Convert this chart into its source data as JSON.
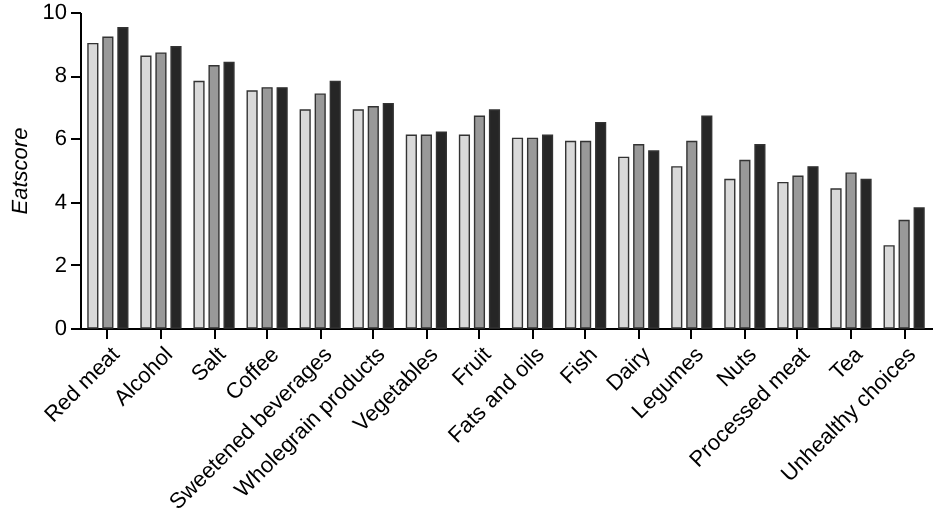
{
  "chart_data": {
    "type": "bar",
    "ylabel": "Eatscore",
    "categories": [
      "Red meat",
      "Alcohol",
      "Salt",
      "Coffee",
      "Sweetened beverages",
      "Wholegrain products",
      "Vegetables",
      "Fruit",
      "Fats and oils",
      "Fish",
      "Dairy",
      "Legumes",
      "Nuts",
      "Processed meat",
      "Tea",
      "Unhealthy choices"
    ],
    "series": [
      {
        "color": "#d9d9d9",
        "values": [
          9.0,
          8.6,
          7.8,
          7.5,
          6.9,
          6.9,
          6.1,
          6.1,
          6.0,
          5.9,
          5.4,
          5.1,
          4.7,
          4.6,
          4.4,
          2.6
        ]
      },
      {
        "color": "#999999",
        "values": [
          9.2,
          8.7,
          8.3,
          7.6,
          7.4,
          7.0,
          6.1,
          6.7,
          6.0,
          5.9,
          5.8,
          5.9,
          5.3,
          4.8,
          4.9,
          3.4
        ]
      },
      {
        "color": "#262626",
        "values": [
          9.5,
          8.9,
          8.4,
          7.6,
          7.8,
          7.1,
          6.2,
          6.9,
          6.1,
          6.5,
          5.6,
          6.7,
          5.8,
          5.1,
          4.7,
          3.8
        ]
      }
    ],
    "ylim": [
      0,
      10
    ],
    "yticks": [
      0,
      2,
      4,
      6,
      8,
      10
    ],
    "grid": false
  }
}
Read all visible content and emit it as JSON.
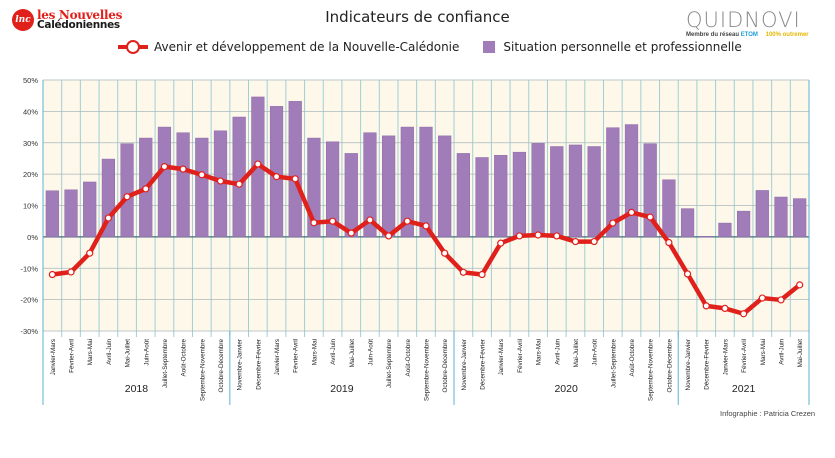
{
  "header": {
    "logo_left": {
      "badge": "lnc",
      "badge_sub": ".nc",
      "line1": "les Nouvelles",
      "line2": "Calédoniennes"
    },
    "logo_right": {
      "word": "QUIDNOVI",
      "tagline": "Membre du réseau",
      "network": "ETOM",
      "slogan": "100% outremer"
    }
  },
  "credit": "Infographie : Patricia Crezen",
  "colors": {
    "line": "#e0201b",
    "bar": "#a07cb9",
    "bar_edge": "#8e6aa8",
    "plot_bg": "#fdf8ea",
    "grid_v": "#9fd0d6",
    "grid_h": "#a9b9bd",
    "axis": "#3c6f7a"
  },
  "chart_data": {
    "type": "bar+line",
    "title": "Indicateurs de confiance",
    "xlabel": "",
    "ylabel": "",
    "ylim": [
      -30,
      50
    ],
    "yticks": [
      50,
      40,
      30,
      20,
      10,
      0,
      -10,
      -20,
      -30
    ],
    "ytick_labels": [
      "50%",
      "40%",
      "30%",
      "20%",
      "10%",
      "0%",
      "-10%",
      "-20%",
      "-30%"
    ],
    "grid": true,
    "legend_position": "top",
    "categories": [
      "Janvier-Mars",
      "Février-Avril",
      "Mars-Mai",
      "Avril-Juin",
      "Mai-Juillet",
      "Juin-Août",
      "Juillet-Septembre",
      "Août-Octobre",
      "Septembre-Novembre",
      "Octobre-Décembre",
      "Novembre-Janvier",
      "Décembre-Février",
      "Janvier-Mars",
      "Février-Avril",
      "Mars-Mai",
      "Avril-Juin",
      "Mai-Juillet",
      "Juin-Août",
      "Juillet-Septembre",
      "Août-Octobre",
      "Septembre-Novembre",
      "Octobre-Décembre",
      "Novembre-Janvier",
      "Décembre-Février",
      "Janvier-Mars",
      "Février-Avril",
      "Mars-Mai",
      "Avril-Juin",
      "Mai-Juillet",
      "Juin-Août",
      "Juillet-Septembre",
      "Août-Octobre",
      "Septembre-Novembre",
      "Octobre-Décembre",
      "Novembre-Janvier",
      "Décembre-Février",
      "Janvier-Mars",
      "Février-Avril",
      "Mars-Mai",
      "Avril-Juin",
      "Mai-Juillet"
    ],
    "year_groups": [
      {
        "label": "2018",
        "count": 10
      },
      {
        "label": "2019",
        "count": 12
      },
      {
        "label": "2020",
        "count": 12
      },
      {
        "label": "2021",
        "count": 7
      }
    ],
    "series": [
      {
        "name": "Situation personnelle et professionnelle",
        "kind": "bar",
        "values": [
          14.7,
          15.0,
          17.5,
          24.8,
          29.7,
          31.5,
          35.0,
          33.2,
          31.5,
          33.8,
          38.2,
          44.6,
          41.6,
          43.2,
          31.5,
          30.3,
          26.6,
          33.2,
          32.2,
          35.0,
          35.0,
          32.2,
          26.6,
          25.3,
          26.0,
          27.0,
          29.8,
          28.8,
          29.3,
          28.8,
          34.8,
          35.8,
          29.7,
          18.2,
          9.0,
          0.2,
          4.4,
          8.2,
          14.8,
          12.7,
          12.2
        ]
      },
      {
        "name": "Avenir et développement de la Nouvelle-Calédonie",
        "kind": "line",
        "values": [
          -12.0,
          -11.2,
          -5.2,
          6.0,
          12.8,
          15.3,
          22.4,
          21.6,
          19.8,
          17.8,
          16.8,
          23.2,
          19.2,
          18.5,
          4.5,
          5.0,
          1.2,
          5.4,
          0.3,
          5.0,
          3.5,
          -5.2,
          -11.3,
          -12.0,
          -2.0,
          0.3,
          0.6,
          0.3,
          -1.5,
          -1.5,
          4.4,
          7.8,
          6.3,
          -1.8,
          -11.8,
          -22.0,
          -22.8,
          -24.5,
          -19.5,
          -20.1,
          -15.3
        ]
      }
    ]
  }
}
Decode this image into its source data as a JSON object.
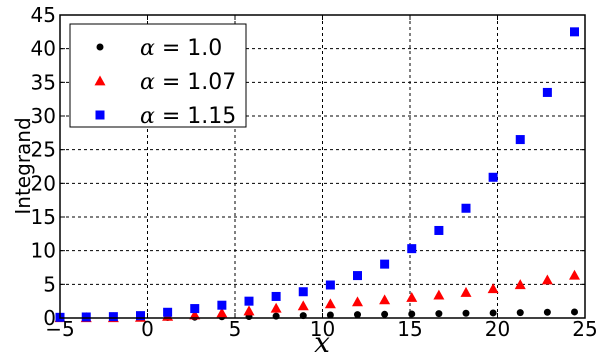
{
  "chart_data": {
    "type": "scatter",
    "xlabel": "x",
    "ylabel": "Integrand",
    "xlim": [
      -5,
      25
    ],
    "ylim": [
      0,
      45
    ],
    "xticks": [
      -5,
      0,
      5,
      10,
      15,
      20,
      25
    ],
    "yticks": [
      0,
      5,
      10,
      15,
      20,
      25,
      30,
      35,
      40,
      45
    ],
    "grid": true,
    "legend_position": "top-left",
    "series": [
      {
        "name": "α = 1.0",
        "alpha_value": "1.0",
        "marker": "circle",
        "color": "#000000",
        "x": [
          -5,
          -3.5,
          -1.95,
          -0.4,
          1.15,
          2.7,
          4.25,
          5.8,
          7.35,
          8.9,
          10.45,
          12.0,
          13.55,
          15.1,
          16.65,
          18.2,
          19.75,
          21.3,
          22.85,
          24.4
        ],
        "y": [
          0.05,
          0.05,
          0.05,
          0.05,
          0.08,
          0.12,
          0.18,
          0.22,
          0.28,
          0.35,
          0.45,
          0.5,
          0.55,
          0.6,
          0.65,
          0.7,
          0.75,
          0.8,
          0.85,
          0.9
        ]
      },
      {
        "name": "α = 1.07",
        "alpha_value": "1.07",
        "marker": "triangle",
        "color": "#ff0000",
        "x": [
          -5,
          -3.5,
          -1.95,
          -0.4,
          1.15,
          2.7,
          4.25,
          5.8,
          7.35,
          8.9,
          10.45,
          12.0,
          13.55,
          15.1,
          16.65,
          18.2,
          19.75,
          21.3,
          22.85,
          24.4
        ],
        "y": [
          0.05,
          0.05,
          0.05,
          0.1,
          0.25,
          0.45,
          0.75,
          1.05,
          1.45,
          1.8,
          2.1,
          2.4,
          2.7,
          3.05,
          3.4,
          3.8,
          4.35,
          4.95,
          5.65,
          6.35
        ]
      },
      {
        "name": "α = 1.15",
        "alpha_value": "1.15",
        "marker": "square",
        "color": "#0000ff",
        "x": [
          -5,
          -3.5,
          -1.95,
          -0.4,
          1.15,
          2.7,
          4.25,
          5.8,
          7.35,
          8.9,
          10.45,
          12.0,
          13.55,
          15.1,
          16.65,
          18.2,
          19.75,
          21.3,
          22.85,
          24.4
        ],
        "y": [
          0.1,
          0.15,
          0.2,
          0.35,
          0.85,
          1.4,
          1.9,
          2.5,
          3.2,
          3.9,
          4.9,
          6.3,
          8.0,
          10.3,
          13.0,
          16.3,
          20.9,
          26.5,
          33.5,
          42.5
        ]
      }
    ]
  }
}
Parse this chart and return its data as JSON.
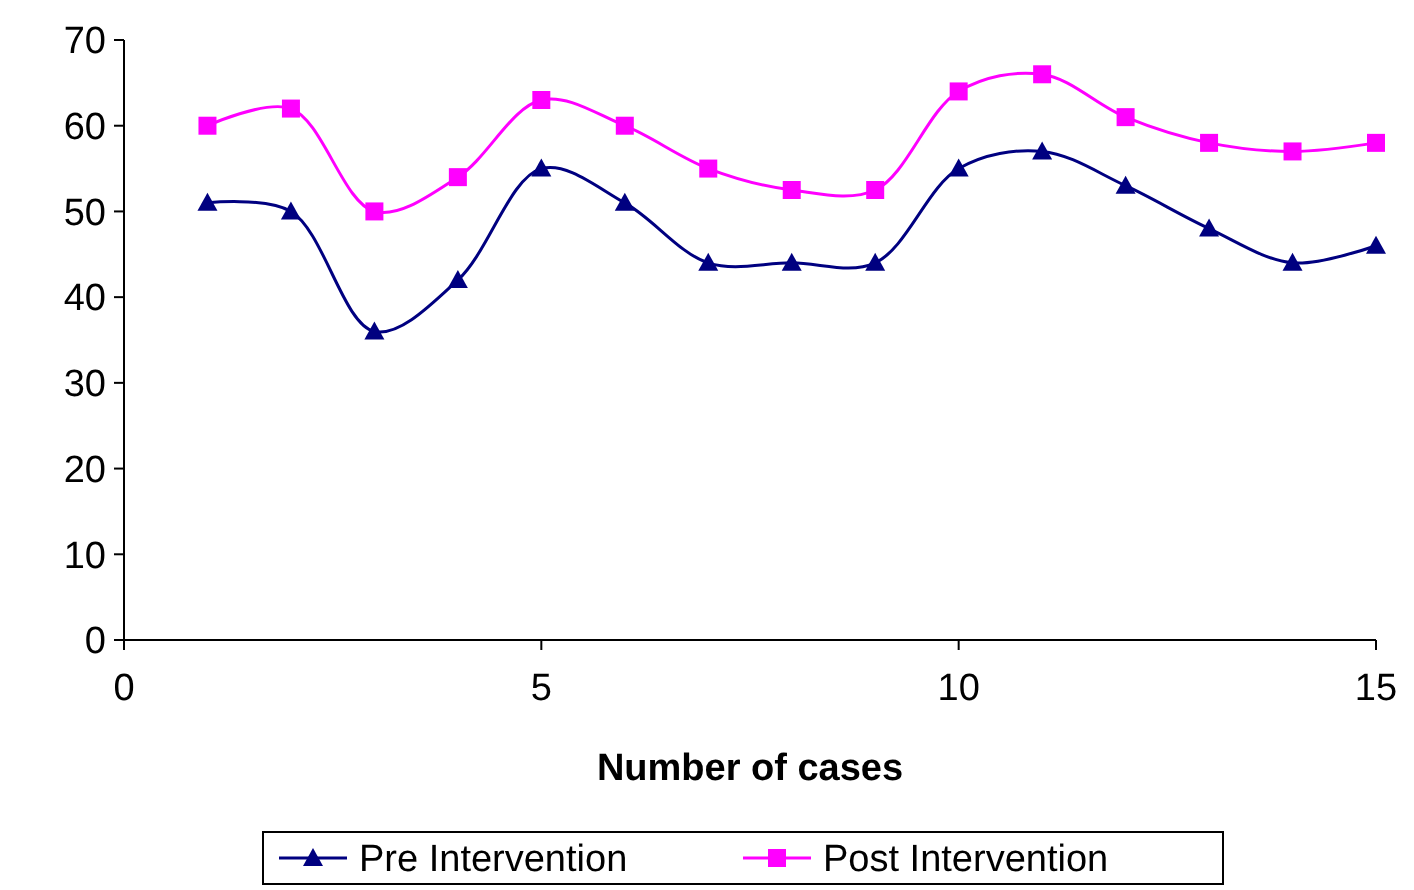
{
  "chart_data": {
    "type": "line",
    "xlabel": "Number of cases",
    "x": [
      1,
      2,
      3,
      4,
      5,
      6,
      7,
      8,
      9,
      10,
      11,
      12,
      13,
      14,
      15
    ],
    "xlim": [
      0,
      15
    ],
    "xticks": [
      0,
      5,
      10,
      15
    ],
    "ylim": [
      0,
      70
    ],
    "yticks": [
      0,
      10,
      20,
      30,
      40,
      50,
      60,
      70
    ],
    "grid": false,
    "legend": "bottom",
    "line_style": "solid",
    "series": [
      {
        "name": "Pre Intervention",
        "color": "#000080",
        "marker": "triangle",
        "values": [
          51,
          50,
          36,
          42,
          55,
          51,
          44,
          44,
          44,
          55,
          57,
          53,
          48,
          44,
          46
        ]
      },
      {
        "name": "Post Intervention",
        "color": "#ff00ff",
        "marker": "square",
        "values": [
          60,
          62,
          50,
          54,
          63,
          60,
          55,
          52.5,
          52.5,
          64,
          66,
          61,
          58,
          57,
          58
        ]
      }
    ]
  }
}
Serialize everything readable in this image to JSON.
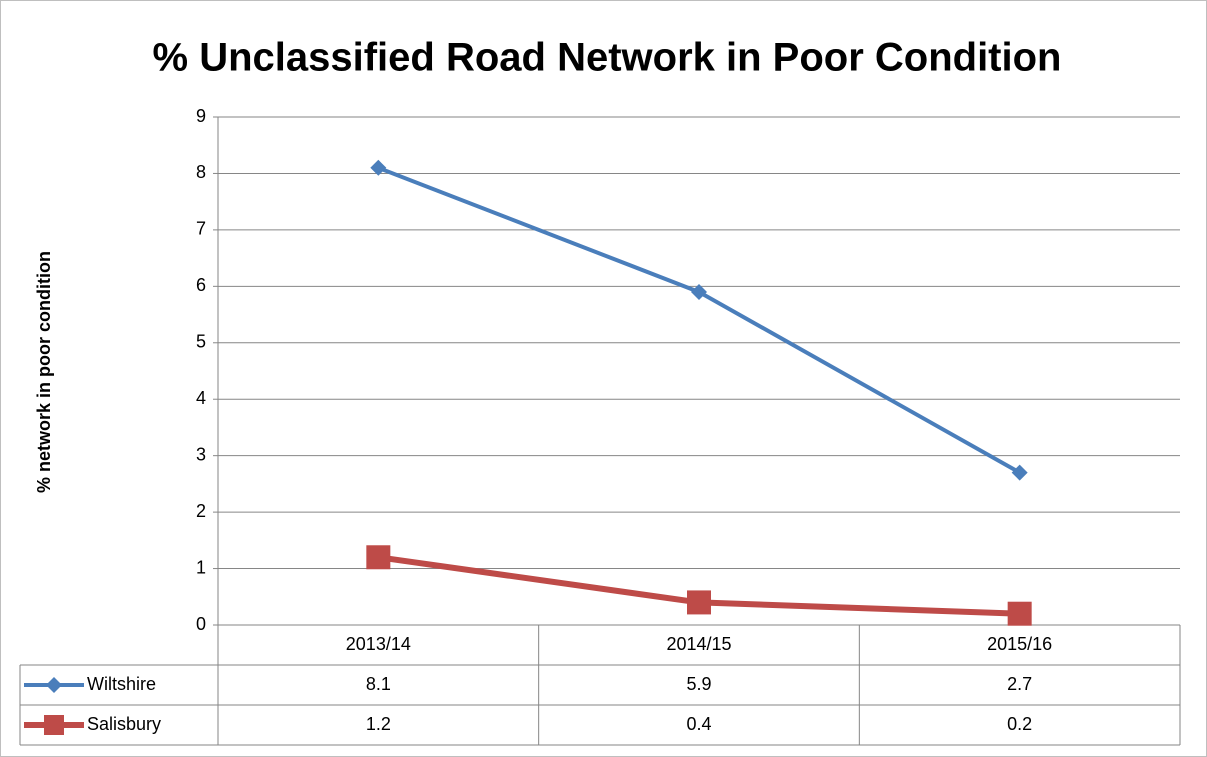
{
  "chart_data": {
    "type": "line",
    "title": "% Unclassified Road Network in Poor Condition",
    "y_label": "% network in poor condition",
    "categories": [
      "2013/14",
      "2014/15",
      "2015/16"
    ],
    "series": [
      {
        "name": "Wiltshire",
        "color": "#4a7ebb",
        "marker": "diamond",
        "values": [
          8.1,
          5.9,
          2.7
        ]
      },
      {
        "name": "Salisbury",
        "color": "#be4b48",
        "marker": "square",
        "values": [
          1.2,
          0.4,
          0.2
        ]
      }
    ],
    "ylim": [
      0,
      9
    ],
    "yticks": [
      0,
      1,
      2,
      3,
      4,
      5,
      6,
      7,
      8,
      9
    ],
    "grid": true,
    "data_table": true
  }
}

-=-=-=-=-

■ INSTRUCTIONS FOR THE TASK: Extract precisely the lines beginning at the line containing "Serialize everything readable" and ending at the last line of the entries above, exactly as written and with no pictures.

■ EXERCISE OUTPUT:
Serialize everything readable in this image to JSON.
{
  "chart_data": {
    "type": "line",
    "title": "% Unclassified Road Network in Poor Condition",
    "y_label": "% network in poor condition",
    "categories": [
      "2013/14",
      "2014/15",
      "2015/16"
    ],
    "series": [
      {
        "name": "Wiltshire",
        "color": "#4a7ebb",
        "marker": "diamond",
        "values": [
          8.1,
          5.9,
          2.7
        ]
      },
      {
        "name": "Salisbury",
        "color": "#be4b48",
        "marker": "square",
        "values": [
          1.2,
          0.4,
          0.2
        ]
      }
    ],
    "ylim": [
      0,
      9
    ],
    "yticks": [
      0,
      1,
      2,
      3,
      4,
      5,
      6,
      7,
      8,
      9
    ],
    "grid": true,
    "data_table": true
  }
}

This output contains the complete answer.